● **TO DO**
Rewrite the lines below, changing every "pressure-tick-label" to "pressure-axis-tick" and leaving everything else as it is. Leave the pictures out of your answer.

------ INPUT MATERIAL ------

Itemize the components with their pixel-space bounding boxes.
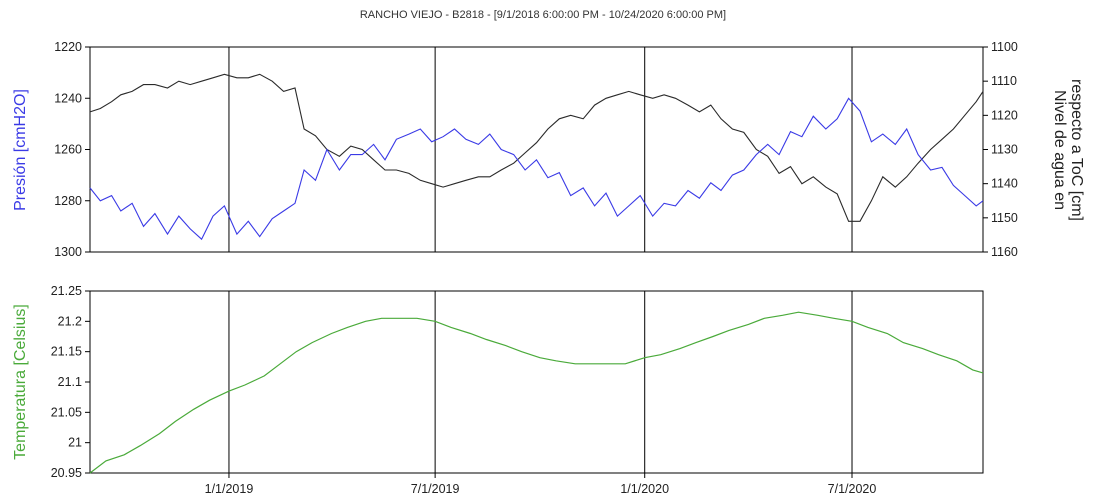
level-axis-label-line1: Nivel de agua en [1051,90,1068,210]
chart-title: RANCHO VIEJO - B2818 - [9/1/2018 6:00:00… [360,9,726,21]
bottom-panel: 20.95 21 21.05 21.1 21.15 21.2 21.25 1/1/2019 7… [12,284,984,496]
pressure-tick-label: 1260 [54,143,82,157]
pressure-series-line [89,97,984,241]
temperature-series-line [89,311,984,474]
level-tick-label: 1100 [991,40,1018,54]
temperature-tick-label: 21 [68,436,82,450]
top-gridlines [228,47,853,252]
top-panel: 1220 1240 1260 1280 1300 1100 1110 1120 1130 114… [12,40,1085,259]
temperature-tick-label: 20.95 [51,466,82,480]
level-tick-label: 1150 [991,211,1018,225]
level-series-line [89,73,984,222]
level-tick-label: 1140 [991,177,1018,191]
x-tick-label: 7/1/2019 [411,482,460,496]
x-tick-label: 1/1/2020 [620,482,669,496]
pressure-tick-label: 1220 [54,40,82,54]
temperature-tick-label: 21.05 [51,405,82,419]
bottom-plot-frame [89,290,984,474]
pressure-tick-label: 1240 [54,91,82,105]
pressure-tick-label: 1280 [54,194,82,208]
temperature-tick-label: 21.1 [58,375,82,389]
level-tick-label: 1120 [991,108,1018,122]
top-left-axis: 1220 1240 1260 1280 1300 [54,40,90,259]
temperature-tick-label: 21.25 [51,284,82,298]
temperature-tick-label: 21.2 [58,314,82,328]
level-tick-label: 1130 [991,143,1018,157]
level-tick-label: 1110 [991,74,1017,88]
bottom-gridlines [228,291,853,473]
x-tick-label: 1/1/2019 [205,482,254,496]
top-right-axis: 1100 1110 1120 1130 1140 1150 1160 [983,40,1018,259]
temperature-axis-label: Temperatura [Celsius] [12,304,29,460]
x-tick-label: 7/1/2020 [828,482,877,496]
temperature-tick-label: 21.15 [51,345,82,359]
pressure-axis-label: Presión [cmH2O] [12,89,29,211]
x-axis: 1/1/2019 7/1/2019 1/1/2020 7/1/2020 [205,473,877,496]
temperature-axis: 20.95 21 21.05 21.1 21.15 21.2 21.25 [51,284,90,480]
level-tick-label: 1160 [991,245,1018,259]
level-axis-label-line2: respecto a ToC [cm] [1068,79,1085,221]
pressure-tick-label: 1300 [54,245,82,259]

------

● **WORKED ANSWER**
Itemize the components with their pixel-space bounding boxes.
level-axis-label-line1: Nivel de agua en [1051,90,1068,210]
chart-title: RANCHO VIEJO - B2818 - [9/1/2018 6:00:00… [360,9,726,21]
bottom-panel: 20.95 21 21.05 21.1 21.15 21.2 21.25 1/1/2019 7… [12,284,984,496]
pressure-axis-tick: 1260 [54,143,82,157]
pressure-series-line [89,97,984,241]
temperature-series-line [89,311,984,474]
level-tick-label: 1100 [991,40,1018,54]
temperature-tick-label: 21 [68,436,82,450]
top-gridlines [228,47,853,252]
top-panel: 1220 1240 1260 1280 1300 1100 1110 1120 1130 114… [12,40,1085,259]
temperature-tick-label: 20.95 [51,466,82,480]
level-tick-label: 1150 [991,211,1018,225]
level-series-line [89,73,984,222]
level-tick-label: 1140 [991,177,1018,191]
x-tick-label: 7/1/2019 [411,482,460,496]
x-tick-label: 1/1/2020 [620,482,669,496]
pressure-axis-tick: 1220 [54,40,82,54]
temperature-tick-label: 21.05 [51,405,82,419]
bottom-plot-frame [89,290,984,474]
pressure-axis-tick: 1240 [54,91,82,105]
pressure-axis-tick: 1280 [54,194,82,208]
temperature-tick-label: 21.1 [58,375,82,389]
level-tick-label: 1120 [991,108,1018,122]
top-left-axis: 1220 1240 1260 1280 1300 [54,40,90,259]
temperature-tick-label: 21.25 [51,284,82,298]
temperature-tick-label: 21.2 [58,314,82,328]
level-tick-label: 1130 [991,143,1018,157]
level-tick-label: 1110 [991,74,1017,88]
bottom-gridlines [228,291,853,473]
x-tick-label: 1/1/2019 [205,482,254,496]
top-right-axis: 1100 1110 1120 1130 1140 1150 1160 [983,40,1018,259]
temperature-axis-label: Temperatura [Celsius] [12,304,29,460]
x-tick-label: 7/1/2020 [828,482,877,496]
temperature-tick-label: 21.15 [51,345,82,359]
pressure-axis-label: Presión [cmH2O] [12,89,29,211]
x-axis: 1/1/2019 7/1/2019 1/1/2020 7/1/2020 [205,473,877,496]
temperature-axis: 20.95 21 21.05 21.1 21.15 21.2 21.25 [51,284,90,480]
level-tick-label: 1160 [991,245,1018,259]
level-axis-label-line2: respecto a ToC [cm] [1068,79,1085,221]
pressure-axis-tick: 1300 [54,245,82,259]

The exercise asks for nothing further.